> **Task to carry out**
Work through the following lines and count those that hold the word "What". Reply with that number only.

> **Material for the task**

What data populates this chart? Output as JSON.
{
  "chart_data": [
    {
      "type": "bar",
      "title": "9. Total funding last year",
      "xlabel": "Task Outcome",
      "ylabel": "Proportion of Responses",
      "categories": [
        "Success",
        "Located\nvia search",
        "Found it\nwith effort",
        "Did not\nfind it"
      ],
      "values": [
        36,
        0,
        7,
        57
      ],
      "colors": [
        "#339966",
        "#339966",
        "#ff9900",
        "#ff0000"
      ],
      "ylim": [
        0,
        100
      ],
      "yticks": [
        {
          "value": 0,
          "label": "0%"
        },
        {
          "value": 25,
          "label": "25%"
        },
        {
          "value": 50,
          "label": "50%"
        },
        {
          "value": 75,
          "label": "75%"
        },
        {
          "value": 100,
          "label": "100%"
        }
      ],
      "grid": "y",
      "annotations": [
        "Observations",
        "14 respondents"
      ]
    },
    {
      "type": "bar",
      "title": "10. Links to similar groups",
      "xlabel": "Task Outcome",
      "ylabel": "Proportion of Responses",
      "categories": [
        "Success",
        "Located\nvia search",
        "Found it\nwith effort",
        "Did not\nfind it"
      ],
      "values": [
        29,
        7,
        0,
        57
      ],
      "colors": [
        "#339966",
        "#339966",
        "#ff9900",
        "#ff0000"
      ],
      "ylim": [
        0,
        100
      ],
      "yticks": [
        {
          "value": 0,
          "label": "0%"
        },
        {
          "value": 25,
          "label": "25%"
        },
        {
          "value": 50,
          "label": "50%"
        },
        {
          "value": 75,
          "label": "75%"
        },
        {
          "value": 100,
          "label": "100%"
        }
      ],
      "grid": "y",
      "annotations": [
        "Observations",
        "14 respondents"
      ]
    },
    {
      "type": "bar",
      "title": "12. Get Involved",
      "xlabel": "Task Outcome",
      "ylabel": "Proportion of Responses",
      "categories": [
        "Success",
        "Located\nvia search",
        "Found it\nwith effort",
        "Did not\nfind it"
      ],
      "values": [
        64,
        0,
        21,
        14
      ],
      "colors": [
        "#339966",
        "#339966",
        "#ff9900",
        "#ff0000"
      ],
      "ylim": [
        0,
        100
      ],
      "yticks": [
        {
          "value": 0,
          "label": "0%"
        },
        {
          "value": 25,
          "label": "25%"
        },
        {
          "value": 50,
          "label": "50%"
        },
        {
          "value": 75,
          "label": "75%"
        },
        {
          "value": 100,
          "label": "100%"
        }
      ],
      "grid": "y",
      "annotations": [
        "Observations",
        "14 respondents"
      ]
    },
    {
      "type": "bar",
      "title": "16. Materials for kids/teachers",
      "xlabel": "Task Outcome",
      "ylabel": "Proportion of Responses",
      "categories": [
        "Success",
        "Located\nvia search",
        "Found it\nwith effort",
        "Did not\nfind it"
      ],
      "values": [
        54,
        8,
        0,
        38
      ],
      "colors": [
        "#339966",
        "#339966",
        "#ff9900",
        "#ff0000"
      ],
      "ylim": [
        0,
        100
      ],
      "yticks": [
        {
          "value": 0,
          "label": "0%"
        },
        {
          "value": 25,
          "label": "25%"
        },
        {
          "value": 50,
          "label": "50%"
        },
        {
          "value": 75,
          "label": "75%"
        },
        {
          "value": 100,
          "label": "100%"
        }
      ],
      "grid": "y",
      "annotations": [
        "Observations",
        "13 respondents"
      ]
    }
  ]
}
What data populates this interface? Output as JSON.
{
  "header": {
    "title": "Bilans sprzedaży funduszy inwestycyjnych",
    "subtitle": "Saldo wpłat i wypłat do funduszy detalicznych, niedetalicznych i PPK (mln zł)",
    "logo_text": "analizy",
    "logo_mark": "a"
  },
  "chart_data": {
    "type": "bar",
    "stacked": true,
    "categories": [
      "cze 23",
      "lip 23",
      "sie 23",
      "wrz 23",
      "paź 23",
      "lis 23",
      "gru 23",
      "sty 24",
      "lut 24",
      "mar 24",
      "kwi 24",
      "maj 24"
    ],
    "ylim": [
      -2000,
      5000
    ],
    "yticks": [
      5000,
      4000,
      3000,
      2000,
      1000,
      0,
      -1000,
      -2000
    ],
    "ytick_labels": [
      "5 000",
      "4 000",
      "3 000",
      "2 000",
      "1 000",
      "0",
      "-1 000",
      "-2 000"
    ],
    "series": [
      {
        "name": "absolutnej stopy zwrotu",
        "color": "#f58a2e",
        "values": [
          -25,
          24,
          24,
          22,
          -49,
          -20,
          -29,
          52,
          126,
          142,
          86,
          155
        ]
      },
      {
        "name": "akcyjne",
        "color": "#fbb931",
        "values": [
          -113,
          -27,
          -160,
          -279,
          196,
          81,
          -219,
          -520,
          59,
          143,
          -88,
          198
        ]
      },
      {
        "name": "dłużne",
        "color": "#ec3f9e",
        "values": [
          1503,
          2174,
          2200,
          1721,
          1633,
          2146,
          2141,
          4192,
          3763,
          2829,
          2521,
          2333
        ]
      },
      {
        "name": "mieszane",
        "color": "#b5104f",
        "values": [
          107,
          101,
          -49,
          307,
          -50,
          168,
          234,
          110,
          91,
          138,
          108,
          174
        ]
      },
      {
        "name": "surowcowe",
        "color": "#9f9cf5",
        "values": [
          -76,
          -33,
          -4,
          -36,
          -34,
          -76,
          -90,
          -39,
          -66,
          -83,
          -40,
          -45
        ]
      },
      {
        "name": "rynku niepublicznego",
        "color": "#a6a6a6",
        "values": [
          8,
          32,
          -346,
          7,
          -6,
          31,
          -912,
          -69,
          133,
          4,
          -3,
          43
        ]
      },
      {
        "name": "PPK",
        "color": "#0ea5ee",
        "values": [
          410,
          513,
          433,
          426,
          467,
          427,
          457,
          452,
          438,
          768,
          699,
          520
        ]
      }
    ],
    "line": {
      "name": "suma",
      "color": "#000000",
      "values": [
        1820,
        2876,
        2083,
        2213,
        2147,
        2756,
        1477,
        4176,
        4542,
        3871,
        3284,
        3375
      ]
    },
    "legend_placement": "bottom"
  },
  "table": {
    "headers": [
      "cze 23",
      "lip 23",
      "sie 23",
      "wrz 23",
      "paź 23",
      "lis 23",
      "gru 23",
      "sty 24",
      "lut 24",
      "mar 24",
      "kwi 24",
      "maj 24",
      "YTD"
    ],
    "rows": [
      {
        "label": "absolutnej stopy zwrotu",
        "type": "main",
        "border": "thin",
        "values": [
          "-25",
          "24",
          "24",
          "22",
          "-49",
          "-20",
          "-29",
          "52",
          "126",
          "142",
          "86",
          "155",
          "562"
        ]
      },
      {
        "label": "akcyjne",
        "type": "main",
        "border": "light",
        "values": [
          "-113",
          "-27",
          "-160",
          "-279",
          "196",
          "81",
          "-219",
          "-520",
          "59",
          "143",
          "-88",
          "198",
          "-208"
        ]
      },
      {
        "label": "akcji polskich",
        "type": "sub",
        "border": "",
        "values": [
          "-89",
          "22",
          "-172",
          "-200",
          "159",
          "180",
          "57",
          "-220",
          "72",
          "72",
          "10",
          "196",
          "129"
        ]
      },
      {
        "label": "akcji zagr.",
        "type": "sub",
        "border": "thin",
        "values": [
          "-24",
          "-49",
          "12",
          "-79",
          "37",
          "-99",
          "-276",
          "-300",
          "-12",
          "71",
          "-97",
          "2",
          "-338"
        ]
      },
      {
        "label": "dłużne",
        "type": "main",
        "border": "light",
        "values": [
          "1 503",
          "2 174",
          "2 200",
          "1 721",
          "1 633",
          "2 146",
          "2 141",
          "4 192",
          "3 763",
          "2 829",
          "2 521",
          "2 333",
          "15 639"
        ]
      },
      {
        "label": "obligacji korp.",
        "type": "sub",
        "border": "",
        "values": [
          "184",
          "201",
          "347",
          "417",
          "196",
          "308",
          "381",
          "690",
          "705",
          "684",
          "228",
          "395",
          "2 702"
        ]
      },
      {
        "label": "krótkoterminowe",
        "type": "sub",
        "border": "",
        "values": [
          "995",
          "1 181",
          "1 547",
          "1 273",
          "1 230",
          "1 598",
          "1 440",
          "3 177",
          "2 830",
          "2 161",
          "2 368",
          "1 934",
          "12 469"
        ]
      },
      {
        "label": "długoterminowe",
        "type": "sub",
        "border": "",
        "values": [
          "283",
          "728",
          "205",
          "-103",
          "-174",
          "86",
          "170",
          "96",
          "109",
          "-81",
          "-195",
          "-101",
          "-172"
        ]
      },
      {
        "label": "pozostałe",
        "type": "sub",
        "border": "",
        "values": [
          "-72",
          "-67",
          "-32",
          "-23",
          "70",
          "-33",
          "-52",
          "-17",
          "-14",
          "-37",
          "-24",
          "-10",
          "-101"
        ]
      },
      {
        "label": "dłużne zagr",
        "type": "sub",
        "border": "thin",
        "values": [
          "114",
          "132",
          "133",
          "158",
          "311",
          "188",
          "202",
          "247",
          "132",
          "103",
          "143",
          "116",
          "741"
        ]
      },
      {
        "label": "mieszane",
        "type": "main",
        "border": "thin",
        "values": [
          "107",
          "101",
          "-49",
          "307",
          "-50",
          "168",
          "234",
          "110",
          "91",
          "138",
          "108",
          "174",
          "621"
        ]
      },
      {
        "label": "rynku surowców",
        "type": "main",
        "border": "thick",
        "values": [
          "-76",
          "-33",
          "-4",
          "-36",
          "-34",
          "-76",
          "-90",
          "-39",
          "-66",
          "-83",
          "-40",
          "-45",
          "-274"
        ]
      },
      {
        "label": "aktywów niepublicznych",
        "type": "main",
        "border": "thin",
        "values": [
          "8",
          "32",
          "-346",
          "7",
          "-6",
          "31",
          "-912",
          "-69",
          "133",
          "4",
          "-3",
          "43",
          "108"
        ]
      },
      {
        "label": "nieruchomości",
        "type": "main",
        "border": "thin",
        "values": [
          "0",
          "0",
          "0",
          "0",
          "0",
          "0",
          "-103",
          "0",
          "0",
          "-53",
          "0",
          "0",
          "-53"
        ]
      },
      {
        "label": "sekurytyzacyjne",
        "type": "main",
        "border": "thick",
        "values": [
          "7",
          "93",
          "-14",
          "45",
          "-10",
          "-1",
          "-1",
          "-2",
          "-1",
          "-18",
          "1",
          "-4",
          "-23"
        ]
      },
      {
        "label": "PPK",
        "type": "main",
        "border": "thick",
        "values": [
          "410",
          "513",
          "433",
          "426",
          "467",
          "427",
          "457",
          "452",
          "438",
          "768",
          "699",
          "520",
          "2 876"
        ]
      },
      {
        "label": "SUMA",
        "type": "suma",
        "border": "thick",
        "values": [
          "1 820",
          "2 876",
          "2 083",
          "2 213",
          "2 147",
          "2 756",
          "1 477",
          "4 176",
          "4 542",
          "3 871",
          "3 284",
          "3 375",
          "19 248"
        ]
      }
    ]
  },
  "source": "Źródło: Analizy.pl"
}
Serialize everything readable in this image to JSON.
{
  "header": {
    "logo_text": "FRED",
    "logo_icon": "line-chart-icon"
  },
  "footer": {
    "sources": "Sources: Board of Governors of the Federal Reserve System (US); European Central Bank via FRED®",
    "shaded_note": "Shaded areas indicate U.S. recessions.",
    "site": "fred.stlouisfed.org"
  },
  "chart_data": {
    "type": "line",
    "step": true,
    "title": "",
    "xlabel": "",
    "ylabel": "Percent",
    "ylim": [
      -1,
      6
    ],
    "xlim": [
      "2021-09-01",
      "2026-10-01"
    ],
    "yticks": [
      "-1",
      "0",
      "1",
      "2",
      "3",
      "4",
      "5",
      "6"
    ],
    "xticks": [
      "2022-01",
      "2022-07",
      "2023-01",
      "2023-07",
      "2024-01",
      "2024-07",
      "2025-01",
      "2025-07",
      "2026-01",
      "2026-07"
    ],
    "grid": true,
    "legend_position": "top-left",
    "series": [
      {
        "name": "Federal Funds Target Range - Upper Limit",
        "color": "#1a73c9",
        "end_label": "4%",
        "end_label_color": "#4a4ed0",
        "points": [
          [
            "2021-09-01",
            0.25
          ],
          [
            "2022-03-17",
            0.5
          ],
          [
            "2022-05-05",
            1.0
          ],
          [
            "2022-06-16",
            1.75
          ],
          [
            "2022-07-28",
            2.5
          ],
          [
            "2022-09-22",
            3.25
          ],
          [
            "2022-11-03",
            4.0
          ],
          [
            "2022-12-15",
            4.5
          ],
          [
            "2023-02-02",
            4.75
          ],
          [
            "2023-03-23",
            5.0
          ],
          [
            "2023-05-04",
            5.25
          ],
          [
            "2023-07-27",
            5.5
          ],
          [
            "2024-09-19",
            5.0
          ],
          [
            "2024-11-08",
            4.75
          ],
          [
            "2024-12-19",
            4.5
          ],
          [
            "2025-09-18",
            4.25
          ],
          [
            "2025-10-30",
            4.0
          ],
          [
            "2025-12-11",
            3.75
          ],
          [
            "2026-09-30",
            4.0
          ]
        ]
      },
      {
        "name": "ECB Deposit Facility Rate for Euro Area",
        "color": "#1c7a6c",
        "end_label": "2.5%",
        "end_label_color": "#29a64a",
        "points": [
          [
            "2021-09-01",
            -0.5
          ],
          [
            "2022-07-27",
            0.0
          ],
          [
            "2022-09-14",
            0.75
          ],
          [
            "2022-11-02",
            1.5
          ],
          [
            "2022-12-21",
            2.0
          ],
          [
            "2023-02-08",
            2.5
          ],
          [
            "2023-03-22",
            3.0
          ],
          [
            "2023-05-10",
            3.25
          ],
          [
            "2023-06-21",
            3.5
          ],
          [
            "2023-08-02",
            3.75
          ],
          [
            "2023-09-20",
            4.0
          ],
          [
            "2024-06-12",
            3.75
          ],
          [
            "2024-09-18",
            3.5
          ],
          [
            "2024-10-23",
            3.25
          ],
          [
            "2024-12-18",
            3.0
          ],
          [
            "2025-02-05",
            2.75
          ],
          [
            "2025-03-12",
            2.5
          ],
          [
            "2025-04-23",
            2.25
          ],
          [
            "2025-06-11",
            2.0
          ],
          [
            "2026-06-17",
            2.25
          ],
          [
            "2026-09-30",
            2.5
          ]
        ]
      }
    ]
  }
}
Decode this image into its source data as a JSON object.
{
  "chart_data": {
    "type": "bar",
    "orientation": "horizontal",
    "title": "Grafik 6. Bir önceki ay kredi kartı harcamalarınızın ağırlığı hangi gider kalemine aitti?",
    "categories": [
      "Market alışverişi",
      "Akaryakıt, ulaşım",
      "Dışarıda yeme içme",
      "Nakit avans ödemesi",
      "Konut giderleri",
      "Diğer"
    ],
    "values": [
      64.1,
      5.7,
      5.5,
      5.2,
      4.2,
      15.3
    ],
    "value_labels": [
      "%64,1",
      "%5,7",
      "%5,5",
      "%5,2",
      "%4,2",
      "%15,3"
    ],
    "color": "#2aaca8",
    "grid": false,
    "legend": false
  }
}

> **Correct output**
2